• What needs to be done
Where a line of the listing below includes the word "постановлением", reproduce that line.

• Records shown
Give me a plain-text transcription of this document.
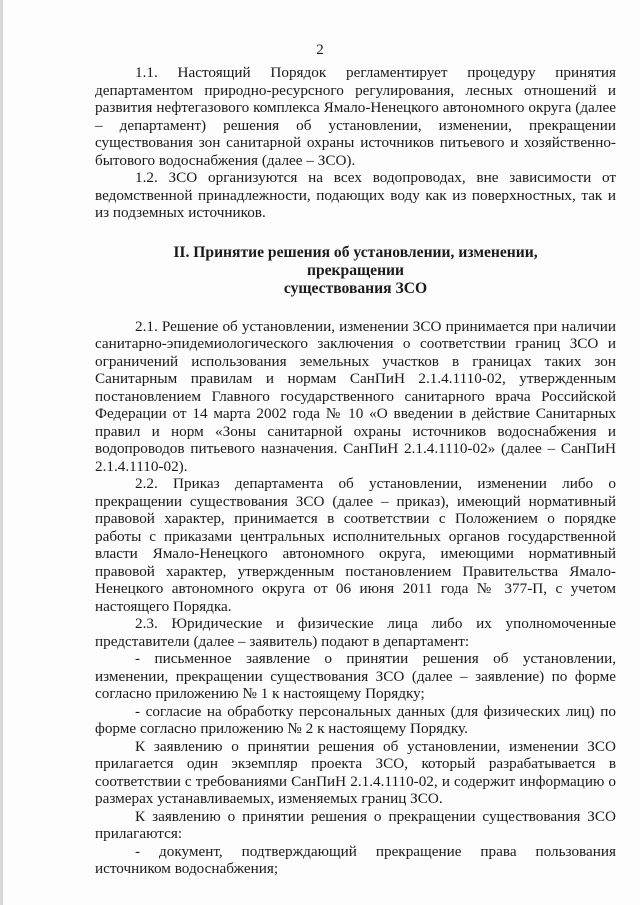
2

1.1. Настоящий Порядок регламентирует процедуру принятия департаментом природно-ресурсного регулирования, лесных отношений и развития нефтегазового комплекса Ямало-Ненецкого автономного округа (далее – департамент) решения об установлении, изменении, прекращении существования зон санитарной охраны источников питьевого и хозяйственно-бытового водоснабжения (далее – ЗСО).

1.2. ЗСО организуются на всех водопроводах, вне зависимости от ведомственной принадлежности, подающих воду как из поверхностных, так и из подземных источников.

II. Принятие решения об установлении, изменении, прекращении
существования ЗСО

2.1. Решение об установлении, изменении ЗСО принимается при наличии санитарно-эпидемиологического заключения о соответствии границ ЗСО и ограничений использования земельных участков в границах таких зон Санитарным правилам и нормам СанПиН 2.1.4.1110-02, утвержденным постановлением Главного государственного санитарного врача Российской Федерации от 14 марта 2002 года № 10 «О введении в действие Санитарных правил и норм «Зоны санитарной охраны источников водоснабжения и водопроводов питьевого назначения. СанПиН 2.1.4.1110-02» (далее – СанПиН 2.1.4.1110-02).

2.2. Приказ департамента об установлении, изменении либо о прекращении существования ЗСО (далее – приказ), имеющий нормативный правовой характер, принимается в соответствии с Положением о порядке работы с приказами центральных исполнительных органов государственной власти Ямало-Ненецкого автономного округа, имеющими нормативный правовой характер, утвержденным постановлением Правительства Ямало-Ненецкого автономного округа от 06 июня 2011 года № 377-П, с учетом настоящего Порядка.

2.3. Юридические и физические лица либо их уполномоченные представители (далее – заявитель) подают в департамент:

- письменное заявление о принятии решения об установлении, изменении, прекращении существования ЗСО (далее – заявление) по форме согласно приложению № 1 к настоящему Порядку;

- согласие на обработку персональных данных (для физических лиц) по форме согласно приложению № 2 к настоящему Порядку.

К заявлению о принятии решения об установлении, изменении ЗСО прилагается один экземпляр проекта ЗСО, который разрабатывается в соответствии с требованиями СанПиН 2.1.4.1110-02, и содержит информацию о размерах устанавливаемых, изменяемых границ ЗСО.

К заявлению о принятии решения о прекращении существования ЗСО прилагаются:

- документ, подтверждающий прекращение права пользования источником водоснабжения;
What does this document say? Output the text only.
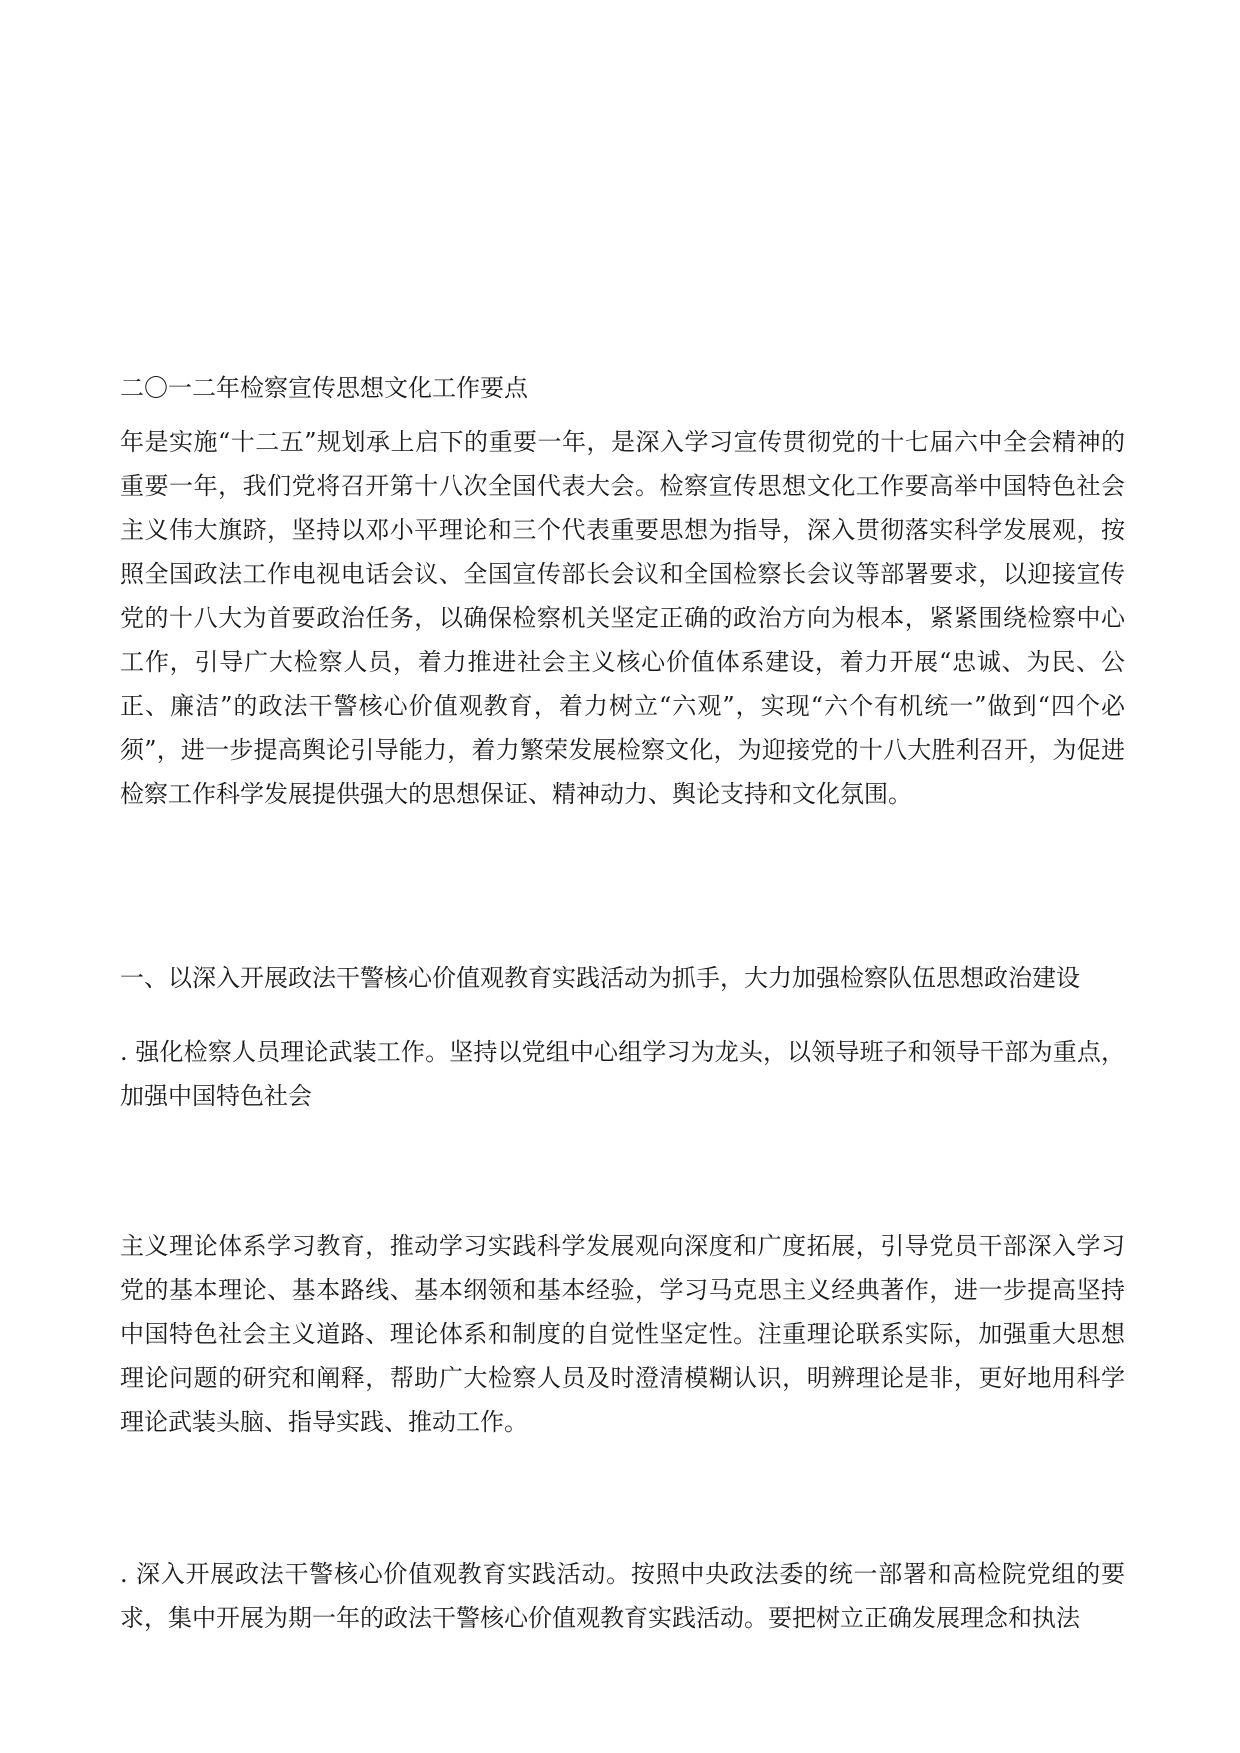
二〇一二年检察宣传思想文化工作要点
年是实施“十二五”规划承上启下的重要一年，是深入学习宣传贯彻党的十七届六中全会精神的重要一年，我们党将召开第十八次全国代表大会。检察宣传思想文化工作要高举中国特色社会主义伟大旗跻，坚持以邓小平理论和三个代表重要思想为指导，深入贯彻落实科学发展观，按照全国政法工作电视电话会议、全国宣传部长会议和全国检察长会议等部署要求，以迎接宣传党的十八大为首要政治任务，以确保检察机关坚定正确的政治方向为根本，紧紧围绕检察中心工作，引导广大检察人员，着力推进社会主义核心价值体系建设，着力开展“忠诚、为民、公正、廉洁”的政法干警核心价值观教育，着力树立“六观”，实现“六个有机统一”做到“四个必须”，进一步提高舆论引导能力，着力繁荣发展检察文化，为迎接党的十八大胜利召开，为促进检察工作科学发展提供强大的思想保证、精神动力、舆论支持和文化氛围。
一、以深入开展政法干警核心价值观教育实践活动为抓手，大力加强检察队伍思想政治建设
. 强化检察人员理论武装工作。坚持以党组中心组学习为龙头，以领导班子和领导干部为重点，加强中国特色社会
主义理论体系学习教育，推动学习实践科学发展观向深度和广度拓展，引导党员干部深入学习党的基本理论、基本路线、基本纲领和基本经验，学习马克思主义经典著作，进一步提高坚持中国特色社会主义道路、理论体系和制度的自觉性坚定性。注重理论联系实际，加强重大思想理论问题的研究和阐释，帮助广大检察人员及时澄清模糊认识，明辨理论是非，更好地用科学理论武装头脑、指导实践、推动工作。
. 深入开展政法干警核心价值观教育实践活动。按照中央政法委的统一部署和高检院党组的要求，集中开展为期一年的政法干警核心价值观教育实践活动。要把树立正确发展理念和执法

• Answer to this exercise
2.1. Решение об установлении, изменении ЗСО принимается при наличии санитарно-эпидемиологического заключения о соответствии границ ЗСО и ограничений использования земельных участков в границах таких зон Санитарным правилам и нормам СанПиН 2.1.4.1110-02, утвержденным постановлением Главного государственного санитарного врача Российской Федерации от 14 марта 2002 года № 10 «О введении в действие Санитарных правил и норм «Зоны санитарной охраны источников водоснабжения и водопроводов питьевого назначения. СанПиН 2.1.4.1110-02» (далее – СанПиН 2.1.4.1110-02).
2.2. Приказ департамента об установлении, изменении либо о прекращении существования ЗСО (далее – приказ), имеющий нормативный правовой характер, принимается в соответствии с Положением о порядке работы с приказами центральных исполнительных органов государственной власти Ямало-Ненецкого автономного округа, имеющими нормативный правовой характер, утвержденным постановлением Правительства Ямало-Ненецкого автономного округа от 06 июня 2011 года № 377-П, с учетом настоящего Порядка.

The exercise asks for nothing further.